[START]

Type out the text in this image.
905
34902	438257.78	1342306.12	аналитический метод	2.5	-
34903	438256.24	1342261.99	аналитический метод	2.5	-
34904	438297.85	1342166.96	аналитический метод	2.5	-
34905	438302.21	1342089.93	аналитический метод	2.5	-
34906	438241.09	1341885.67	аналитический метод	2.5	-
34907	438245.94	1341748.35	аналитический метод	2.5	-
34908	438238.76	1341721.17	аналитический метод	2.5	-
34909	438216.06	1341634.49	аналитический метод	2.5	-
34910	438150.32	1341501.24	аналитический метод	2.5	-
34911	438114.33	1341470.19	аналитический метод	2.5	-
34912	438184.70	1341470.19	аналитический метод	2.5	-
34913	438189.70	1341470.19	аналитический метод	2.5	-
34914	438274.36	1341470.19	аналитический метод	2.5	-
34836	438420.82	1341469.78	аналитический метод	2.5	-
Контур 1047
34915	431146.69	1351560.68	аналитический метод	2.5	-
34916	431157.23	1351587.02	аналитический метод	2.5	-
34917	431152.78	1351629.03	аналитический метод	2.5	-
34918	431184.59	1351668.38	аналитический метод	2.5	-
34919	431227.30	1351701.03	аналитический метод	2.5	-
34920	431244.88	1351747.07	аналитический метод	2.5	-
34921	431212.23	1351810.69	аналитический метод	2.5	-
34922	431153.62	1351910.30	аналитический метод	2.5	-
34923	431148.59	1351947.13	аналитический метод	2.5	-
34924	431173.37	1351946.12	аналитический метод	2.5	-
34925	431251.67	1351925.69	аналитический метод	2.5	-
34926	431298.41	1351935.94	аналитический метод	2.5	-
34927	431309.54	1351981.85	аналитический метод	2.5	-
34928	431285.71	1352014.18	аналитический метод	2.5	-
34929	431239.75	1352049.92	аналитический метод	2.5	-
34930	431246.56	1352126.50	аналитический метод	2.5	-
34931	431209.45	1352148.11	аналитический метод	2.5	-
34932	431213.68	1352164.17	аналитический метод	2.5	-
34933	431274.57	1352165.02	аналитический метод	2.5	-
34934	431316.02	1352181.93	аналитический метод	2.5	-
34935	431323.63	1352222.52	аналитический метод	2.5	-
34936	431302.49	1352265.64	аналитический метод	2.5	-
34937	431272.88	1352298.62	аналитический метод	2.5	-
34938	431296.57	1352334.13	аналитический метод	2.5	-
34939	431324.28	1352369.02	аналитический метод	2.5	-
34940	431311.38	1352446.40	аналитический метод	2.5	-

[END]
[START]

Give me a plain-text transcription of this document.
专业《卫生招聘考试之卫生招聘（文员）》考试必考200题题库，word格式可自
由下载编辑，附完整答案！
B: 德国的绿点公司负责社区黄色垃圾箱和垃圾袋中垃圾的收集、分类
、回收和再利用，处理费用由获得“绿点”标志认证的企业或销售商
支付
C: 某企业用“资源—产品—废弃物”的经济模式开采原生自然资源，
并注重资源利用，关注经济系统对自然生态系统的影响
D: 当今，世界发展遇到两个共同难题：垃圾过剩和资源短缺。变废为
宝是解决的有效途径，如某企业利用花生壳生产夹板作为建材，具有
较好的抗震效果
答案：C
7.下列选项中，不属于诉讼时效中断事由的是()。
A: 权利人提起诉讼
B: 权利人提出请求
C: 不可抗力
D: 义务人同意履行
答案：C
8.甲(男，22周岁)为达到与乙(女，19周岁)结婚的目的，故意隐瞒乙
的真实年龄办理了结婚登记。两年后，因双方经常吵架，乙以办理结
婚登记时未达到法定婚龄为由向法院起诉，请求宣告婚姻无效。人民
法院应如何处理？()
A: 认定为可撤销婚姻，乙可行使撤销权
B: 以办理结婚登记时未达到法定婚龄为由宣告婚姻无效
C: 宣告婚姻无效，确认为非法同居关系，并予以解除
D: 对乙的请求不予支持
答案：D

[END]
[START]

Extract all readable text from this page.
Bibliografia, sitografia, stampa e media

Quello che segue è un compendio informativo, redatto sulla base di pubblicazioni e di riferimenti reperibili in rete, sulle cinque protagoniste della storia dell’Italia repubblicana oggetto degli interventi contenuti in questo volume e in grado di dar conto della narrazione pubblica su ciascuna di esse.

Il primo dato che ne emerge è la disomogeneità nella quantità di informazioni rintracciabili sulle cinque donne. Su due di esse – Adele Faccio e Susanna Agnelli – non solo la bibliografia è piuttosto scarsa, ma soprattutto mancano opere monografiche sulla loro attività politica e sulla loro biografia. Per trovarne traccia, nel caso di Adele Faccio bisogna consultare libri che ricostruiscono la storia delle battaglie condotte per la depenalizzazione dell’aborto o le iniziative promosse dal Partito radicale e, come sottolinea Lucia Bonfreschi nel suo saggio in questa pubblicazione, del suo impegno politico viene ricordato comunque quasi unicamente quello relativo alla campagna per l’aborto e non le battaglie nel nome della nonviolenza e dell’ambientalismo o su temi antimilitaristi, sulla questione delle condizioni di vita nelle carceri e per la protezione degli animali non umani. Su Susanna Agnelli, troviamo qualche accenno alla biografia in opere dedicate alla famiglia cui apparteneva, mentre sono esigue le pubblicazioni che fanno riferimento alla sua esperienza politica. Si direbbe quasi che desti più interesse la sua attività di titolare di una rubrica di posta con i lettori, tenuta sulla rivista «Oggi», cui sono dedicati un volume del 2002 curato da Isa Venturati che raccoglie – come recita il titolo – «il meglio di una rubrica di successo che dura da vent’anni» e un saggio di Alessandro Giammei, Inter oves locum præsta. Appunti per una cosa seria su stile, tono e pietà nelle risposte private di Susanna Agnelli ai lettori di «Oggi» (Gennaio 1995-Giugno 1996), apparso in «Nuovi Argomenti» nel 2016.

[END]

Scan the listing above and identify each line holding the string "text"; copy every such line.

[ANSWER TO THE EXERCISE]
Type out the text in this image.
Give me a plain-text transcription of this document.
Extract all readable text from this page.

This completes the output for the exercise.